Entries from a dataset
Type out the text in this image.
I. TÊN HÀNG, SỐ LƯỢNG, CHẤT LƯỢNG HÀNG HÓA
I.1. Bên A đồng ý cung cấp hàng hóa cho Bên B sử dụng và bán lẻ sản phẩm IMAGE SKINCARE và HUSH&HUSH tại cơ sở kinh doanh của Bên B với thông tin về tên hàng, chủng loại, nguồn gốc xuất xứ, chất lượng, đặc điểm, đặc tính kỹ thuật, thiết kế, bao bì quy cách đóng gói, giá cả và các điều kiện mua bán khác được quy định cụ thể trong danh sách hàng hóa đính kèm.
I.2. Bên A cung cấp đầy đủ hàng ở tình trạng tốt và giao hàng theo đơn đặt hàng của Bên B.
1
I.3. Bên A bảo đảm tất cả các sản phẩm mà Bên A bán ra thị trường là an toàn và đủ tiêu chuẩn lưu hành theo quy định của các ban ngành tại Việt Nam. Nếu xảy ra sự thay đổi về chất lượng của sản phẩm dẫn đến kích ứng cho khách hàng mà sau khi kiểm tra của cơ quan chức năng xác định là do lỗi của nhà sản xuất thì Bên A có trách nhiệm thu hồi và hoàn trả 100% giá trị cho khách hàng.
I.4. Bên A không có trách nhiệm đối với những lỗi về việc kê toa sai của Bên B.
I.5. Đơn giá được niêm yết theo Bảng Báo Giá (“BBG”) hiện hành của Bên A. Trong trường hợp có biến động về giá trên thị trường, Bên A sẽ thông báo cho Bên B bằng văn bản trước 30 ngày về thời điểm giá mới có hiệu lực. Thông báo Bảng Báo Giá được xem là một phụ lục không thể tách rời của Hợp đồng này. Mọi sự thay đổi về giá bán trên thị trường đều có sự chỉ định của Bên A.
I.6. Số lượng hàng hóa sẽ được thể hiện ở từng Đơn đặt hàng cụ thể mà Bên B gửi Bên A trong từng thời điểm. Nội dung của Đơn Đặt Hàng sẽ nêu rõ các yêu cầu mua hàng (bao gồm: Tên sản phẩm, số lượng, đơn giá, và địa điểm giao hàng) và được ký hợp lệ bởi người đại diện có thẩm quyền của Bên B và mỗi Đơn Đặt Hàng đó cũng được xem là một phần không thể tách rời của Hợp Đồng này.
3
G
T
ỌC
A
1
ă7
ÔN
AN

◆ PROBLEM
Your task is to collect every line above that contains the word "cung".

◆ SOLUTION BELOW
I.1. Bên A đồng ý cung cấp hàng hóa cho Bên B sử dụng và bán lẻ sản phẩm IMAGE SKINCARE và HUSH&HUSH tại cơ sở kinh doanh của Bên B với thông tin về tên hàng, chủng loại, nguồn gốc xuất xứ, chất lượng, đặc điểm, đặc tính kỹ thuật, thiết kế, bao bì quy cách đóng gói, giá cả và các điều kiện mua bán khác được quy định cụ thể trong danh sách hàng hóa đính kèm.
I.2. Bên A cung cấp đầy đủ hàng ở tình trạng tốt và giao hàng theo đơn đặt hàng của Bên B.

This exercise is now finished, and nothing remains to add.